PROBLEM
Every line below should be repeated exactly.

DATA SHOWN
--*--

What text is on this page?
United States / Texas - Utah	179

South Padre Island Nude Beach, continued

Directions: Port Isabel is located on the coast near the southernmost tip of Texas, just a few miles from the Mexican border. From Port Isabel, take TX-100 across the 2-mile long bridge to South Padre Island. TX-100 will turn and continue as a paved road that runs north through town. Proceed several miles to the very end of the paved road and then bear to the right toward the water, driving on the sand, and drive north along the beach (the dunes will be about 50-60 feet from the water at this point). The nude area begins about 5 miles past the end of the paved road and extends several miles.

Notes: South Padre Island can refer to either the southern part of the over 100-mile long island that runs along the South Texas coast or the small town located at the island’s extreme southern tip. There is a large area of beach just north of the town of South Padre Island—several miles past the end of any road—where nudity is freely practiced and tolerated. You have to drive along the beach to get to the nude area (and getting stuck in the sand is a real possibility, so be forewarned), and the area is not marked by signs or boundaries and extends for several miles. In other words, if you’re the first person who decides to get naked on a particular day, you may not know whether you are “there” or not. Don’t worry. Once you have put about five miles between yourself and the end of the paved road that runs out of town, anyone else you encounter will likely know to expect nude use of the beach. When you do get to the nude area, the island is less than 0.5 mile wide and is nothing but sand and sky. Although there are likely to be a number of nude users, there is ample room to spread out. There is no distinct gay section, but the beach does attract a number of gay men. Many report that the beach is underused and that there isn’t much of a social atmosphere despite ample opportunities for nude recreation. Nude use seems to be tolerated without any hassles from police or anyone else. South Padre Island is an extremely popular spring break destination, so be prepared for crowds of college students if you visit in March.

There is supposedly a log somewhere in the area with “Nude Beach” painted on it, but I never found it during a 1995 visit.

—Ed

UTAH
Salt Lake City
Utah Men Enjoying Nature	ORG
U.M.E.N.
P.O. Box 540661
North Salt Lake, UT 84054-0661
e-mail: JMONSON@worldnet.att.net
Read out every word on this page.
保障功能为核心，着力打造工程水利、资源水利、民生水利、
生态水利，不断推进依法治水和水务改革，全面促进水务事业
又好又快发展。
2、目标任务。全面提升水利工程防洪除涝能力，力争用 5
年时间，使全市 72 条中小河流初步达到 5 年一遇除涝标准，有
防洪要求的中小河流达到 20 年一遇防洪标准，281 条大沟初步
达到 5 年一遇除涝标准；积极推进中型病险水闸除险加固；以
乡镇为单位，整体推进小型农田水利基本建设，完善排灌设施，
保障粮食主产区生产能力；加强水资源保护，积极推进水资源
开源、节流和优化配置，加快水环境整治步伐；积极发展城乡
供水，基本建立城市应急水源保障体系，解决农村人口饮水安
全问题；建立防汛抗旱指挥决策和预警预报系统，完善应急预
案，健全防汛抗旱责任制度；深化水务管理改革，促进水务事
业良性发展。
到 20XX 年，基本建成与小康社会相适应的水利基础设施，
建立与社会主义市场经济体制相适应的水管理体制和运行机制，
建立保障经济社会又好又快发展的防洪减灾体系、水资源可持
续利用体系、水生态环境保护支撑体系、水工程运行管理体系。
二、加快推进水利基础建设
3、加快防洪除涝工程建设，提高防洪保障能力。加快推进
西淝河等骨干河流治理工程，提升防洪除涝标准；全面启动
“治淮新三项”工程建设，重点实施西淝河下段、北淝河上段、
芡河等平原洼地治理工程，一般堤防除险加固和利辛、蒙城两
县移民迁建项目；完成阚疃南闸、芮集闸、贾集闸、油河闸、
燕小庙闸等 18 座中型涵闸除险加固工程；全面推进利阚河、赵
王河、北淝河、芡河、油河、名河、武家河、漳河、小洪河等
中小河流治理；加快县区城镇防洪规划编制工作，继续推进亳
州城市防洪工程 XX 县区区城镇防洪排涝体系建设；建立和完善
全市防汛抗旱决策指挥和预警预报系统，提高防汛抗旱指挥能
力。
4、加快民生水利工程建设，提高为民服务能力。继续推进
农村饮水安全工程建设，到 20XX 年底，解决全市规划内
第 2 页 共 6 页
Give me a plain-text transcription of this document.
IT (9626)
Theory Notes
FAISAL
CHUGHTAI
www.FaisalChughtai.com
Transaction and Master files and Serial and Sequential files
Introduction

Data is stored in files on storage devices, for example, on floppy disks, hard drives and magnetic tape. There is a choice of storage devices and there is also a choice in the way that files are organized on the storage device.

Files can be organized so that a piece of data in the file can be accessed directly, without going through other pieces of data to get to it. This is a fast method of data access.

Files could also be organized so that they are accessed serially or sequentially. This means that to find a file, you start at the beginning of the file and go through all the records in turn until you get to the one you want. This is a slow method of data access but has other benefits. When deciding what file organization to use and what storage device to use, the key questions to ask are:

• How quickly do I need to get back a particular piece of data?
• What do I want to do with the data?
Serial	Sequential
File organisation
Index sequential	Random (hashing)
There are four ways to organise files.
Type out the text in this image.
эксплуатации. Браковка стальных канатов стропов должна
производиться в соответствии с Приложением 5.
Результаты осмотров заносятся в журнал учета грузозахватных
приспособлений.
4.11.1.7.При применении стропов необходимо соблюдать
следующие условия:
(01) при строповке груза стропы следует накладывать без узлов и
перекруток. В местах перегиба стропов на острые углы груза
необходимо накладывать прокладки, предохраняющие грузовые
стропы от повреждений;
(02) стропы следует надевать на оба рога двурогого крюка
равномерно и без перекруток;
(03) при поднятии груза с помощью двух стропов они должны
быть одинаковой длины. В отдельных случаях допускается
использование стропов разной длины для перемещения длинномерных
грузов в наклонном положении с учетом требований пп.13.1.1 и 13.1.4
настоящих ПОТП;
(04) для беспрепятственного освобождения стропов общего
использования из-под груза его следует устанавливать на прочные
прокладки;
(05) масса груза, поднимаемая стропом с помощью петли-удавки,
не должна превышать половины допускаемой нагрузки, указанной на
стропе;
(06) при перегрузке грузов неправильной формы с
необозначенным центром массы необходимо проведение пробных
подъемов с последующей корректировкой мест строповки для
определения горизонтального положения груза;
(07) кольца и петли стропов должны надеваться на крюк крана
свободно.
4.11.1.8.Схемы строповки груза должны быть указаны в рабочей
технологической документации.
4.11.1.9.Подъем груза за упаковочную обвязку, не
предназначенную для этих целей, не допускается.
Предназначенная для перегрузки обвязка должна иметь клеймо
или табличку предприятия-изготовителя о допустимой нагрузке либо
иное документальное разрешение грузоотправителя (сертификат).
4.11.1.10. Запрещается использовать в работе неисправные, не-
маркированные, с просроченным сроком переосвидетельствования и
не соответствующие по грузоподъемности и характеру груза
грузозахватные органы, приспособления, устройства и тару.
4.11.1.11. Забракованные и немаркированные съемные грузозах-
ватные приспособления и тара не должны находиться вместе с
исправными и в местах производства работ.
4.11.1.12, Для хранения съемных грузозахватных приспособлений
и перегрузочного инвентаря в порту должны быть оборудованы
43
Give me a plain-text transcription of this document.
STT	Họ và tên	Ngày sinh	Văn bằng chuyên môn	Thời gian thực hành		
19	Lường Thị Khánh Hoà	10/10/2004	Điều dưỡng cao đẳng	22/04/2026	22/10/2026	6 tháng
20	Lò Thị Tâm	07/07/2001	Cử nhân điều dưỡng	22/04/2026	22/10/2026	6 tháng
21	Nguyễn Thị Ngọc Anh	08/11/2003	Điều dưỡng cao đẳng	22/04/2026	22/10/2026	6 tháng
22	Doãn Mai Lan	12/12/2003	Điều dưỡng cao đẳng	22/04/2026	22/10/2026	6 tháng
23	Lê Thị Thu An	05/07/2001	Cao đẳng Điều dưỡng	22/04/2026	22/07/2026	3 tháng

--*--

RIGHT ANSWER
What text is on this page?
United States / Texas - Utah	179

South Padre Island Nude Beach, continued

Directions: Port Isabel is located on the coast near the southernmost tip of Texas, just a few miles from the Mexican border. From Port Isabel, take TX-100 across the 2-mile long bridge to South Padre Island. TX-100 will turn and continue as a paved road that runs north through town. Proceed several miles to the very end of the paved road and then bear to the right toward the water, driving on the sand, and drive north along the beach (the dunes will be about 50-60 feet from the water at this point). The nude area begins about 5 miles past the end of the paved road and extends several miles.

Notes: South Padre Island can refer to either the southern part of the over 100-mile long island that runs along the South Texas coast or the small town located at the island’s extreme southern tip. There is a large area of beach just north of the town of South Padre Island—several miles past the end of any road—where nudity is freely practiced and tolerated. You have to drive along the beach to get to the nude area (and getting stuck in the sand is a real possibility, so be forewarned), and the area is not marked by signs or boundaries and extends for several miles. In other words, if you’re the first person who decides to get naked on a particular day, you may not know whether you are “there” or not. Don’t worry. Once you have put about five miles between yourself and the end of the paved road that runs out of town, anyone else you encounter will likely know to expect nude use of the beach. When you do get to the nude area, the island is less than 0.5 mile wide and is nothing but sand and sky. Although there are likely to be a number of nude users, there is ample room to spread out. There is no distinct gay section, but the beach does attract a number of gay men. Many report that the beach is underused and that there isn’t much of a social atmosphere despite ample opportunities for nude recreation. Nude use seems to be tolerated without any hassles from police or anyone else. South Padre Island is an extremely popular spring break destination, so be prepared for crowds of college students if you visit in March.

There is supposedly a log somewhere in the area with “Nude Beach” painted on it, but I never found it during a 1995 visit.

—Ed

UTAH
Salt Lake City
Utah Men Enjoying Nature	ORG
U.M.E.N.
P.O. Box 540661
North Salt Lake, UT 84054-0661
e-mail: JMONSON@worldnet.att.net
Read out every word on this page.
保障功能为核心，着力打造工程水利、资源水利、民生水利、
生态水利，不断推进依法治水和水务改革，全面促进水务事业
又好又快发展。
2、目标任务。全面提升水利工程防洪除涝能力，力争用 5
年时间，使全市 72 条中小河流初步达到 5 年一遇除涝标准，有
防洪要求的中小河流达到 20 年一遇防洪标准，281 条大沟初步
达到 5 年一遇除涝标准；积极推进中型病险水闸除险加固；以
乡镇为单位，整体推进小型农田水利基本建设，完善排灌设施，
保障粮食主产区生产能力；加强水资源保护，积极推进水资源
开源、节流和优化配置，加快水环境整治步伐；积极发展城乡
供水，基本建立城市应急水源保障体系，解决农村人口饮水安
全问题；建立防汛抗旱指挥决策和预警预报系统，完善应急预
案，健全防汛抗旱责任制度；深化水务管理改革，促进水务事
业良性发展。
到 20XX 年，基本建成与小康社会相适应的水利基础设施，
建立与社会主义市场经济体制相适应的水管理体制和运行机制，
建立保障经济社会又好又快发展的防洪减灾体系、水资源可持
续利用体系、水生态环境保护支撑体系、水工程运行管理体系。
二、加快推进水利基础建设
3、加快防洪除涝工程建设，提高防洪保障能力。加快推进
西淝河等骨干河流治理工程，提升防洪除涝标准；全面启动
“治淮新三项”工程建设，重点实施西淝河下段、北淝河上段、
芡河等平原洼地治理工程，一般堤防除险加固和利辛、蒙城两
县移民迁建项目；完成阚疃南闸、芮集闸、贾集闸、油河闸、
燕小庙闸等 18 座中型涵闸除险加固工程；全面推进利阚河、赵
王河、北淝河、芡河、油河、名河、武家河、漳河、小洪河等
中小河流治理；加快县区城镇防洪规划编制工作，继续推进亳
州城市防洪工程 XX 县区区城镇防洪排涝体系建设；建立和完善
全市防汛抗旱决策指挥和预警预报系统，提高防汛抗旱指挥能
力。
4、加快民生水利工程建设，提高为民服务能力。继续推进
农村饮水安全工程建设，到 20XX 年底，解决全市规划内
第 2 页 共 6 页
Give me a plain-text transcription of this document.
IT (9626)
Theory Notes
FAISAL
CHUGHTAI
www.FaisalChughtai.com
Transaction and Master files and Serial and Sequential files
Introduction

Data is stored in files on storage devices, for example, on floppy disks, hard drives and magnetic tape. There is a choice of storage devices and there is also a choice in the way that files are organized on the storage device.

Files can be organized so that a piece of data in the file can be accessed directly, without going through other pieces of data to get to it. This is a fast method of data access.

Files could also be organized so that they are accessed serially or sequentially. This means that to find a file, you start at the beginning of the file and go through all the records in turn until you get to the one you want. This is a slow method of data access but has other benefits. When deciding what file organization to use and what storage device to use, the key questions to ask are:

• How quickly do I need to get back a particular piece of data?
• What do I want to do with the data?
Serial	Sequential
File organisation
Index sequential	Random (hashing)
There are four ways to organise files.
Type out the text in this image.
эксплуатации. Браковка стальных канатов стропов должна
производиться в соответствии с Приложением 5.
Результаты осмотров заносятся в журнал учета грузозахватных
приспособлений.
4.11.1.7.При применении стропов необходимо соблюдать
следующие условия:
(01) при строповке груза стропы следует накладывать без узлов и
перекруток. В местах перегиба стропов на острые углы груза
необходимо накладывать прокладки, предохраняющие грузовые
стропы от повреждений;
(02) стропы следует надевать на оба рога двурогого крюка
равномерно и без перекруток;
(03) при поднятии груза с помощью двух стропов они должны
быть одинаковой длины. В отдельных случаях допускается
использование стропов разной длины для перемещения длинномерных
грузов в наклонном положении с учетом требований пп.13.1.1 и 13.1.4
настоящих ПОТП;
(04) для беспрепятственного освобождения стропов общего
использования из-под груза его следует устанавливать на прочные
прокладки;
(05) масса груза, поднимаемая стропом с помощью петли-удавки,
не должна превышать половины допускаемой нагрузки, указанной на
стропе;
(06) при перегрузке грузов неправильной формы с
необозначенным центром массы необходимо проведение пробных
подъемов с последующей корректировкой мест строповки для
определения горизонтального положения груза;
(07) кольца и петли стропов должны надеваться на крюк крана
свободно.
4.11.1.8.Схемы строповки груза должны быть указаны в рабочей
технологической документации.
4.11.1.9.Подъем груза за упаковочную обвязку, не
предназначенную для этих целей, не допускается.
Предназначенная для перегрузки обвязка должна иметь клеймо
или табличку предприятия-изготовителя о допустимой нагрузке либо
иное документальное разрешение грузоотправителя (сертификат).
4.11.1.10. Запрещается использовать в работе неисправные, не-
маркированные, с просроченным сроком переосвидетельствования и
не соответствующие по грузоподъемности и характеру груза
грузозахватные органы, приспособления, устройства и тару.
4.11.1.11. Забракованные и немаркированные съемные грузозах-
ватные приспособления и тара не должны находиться вместе с
исправными и в местах производства работ.
4.11.1.12, Для хранения съемных грузозахватных приспособлений
и перегрузочного инвентаря в порту должны быть оборудованы
43
Give me a plain-text transcription of this document.
STT	Họ và tên	Ngày sinh	Văn bằng chuyên môn	Thời gian thực hành		
19	Lường Thị Khánh Hoà	10/10/2004	Điều dưỡng cao đẳng	22/04/2026	22/10/2026	6 tháng
20	Lò Thị Tâm	07/07/2001	Cử nhân điều dưỡng	22/04/2026	22/10/2026	6 tháng
21	Nguyễn Thị Ngọc Anh	08/11/2003	Điều dưỡng cao đẳng	22/04/2026	22/10/2026	6 tháng
22	Doãn Mai Lan	12/12/2003	Điều dưỡng cao đẳng	22/04/2026	22/10/2026	6 tháng
23	Lê Thị Thu An	05/07/2001	Cao đẳng Điều dưỡng	22/04/2026	22/07/2026	3 tháng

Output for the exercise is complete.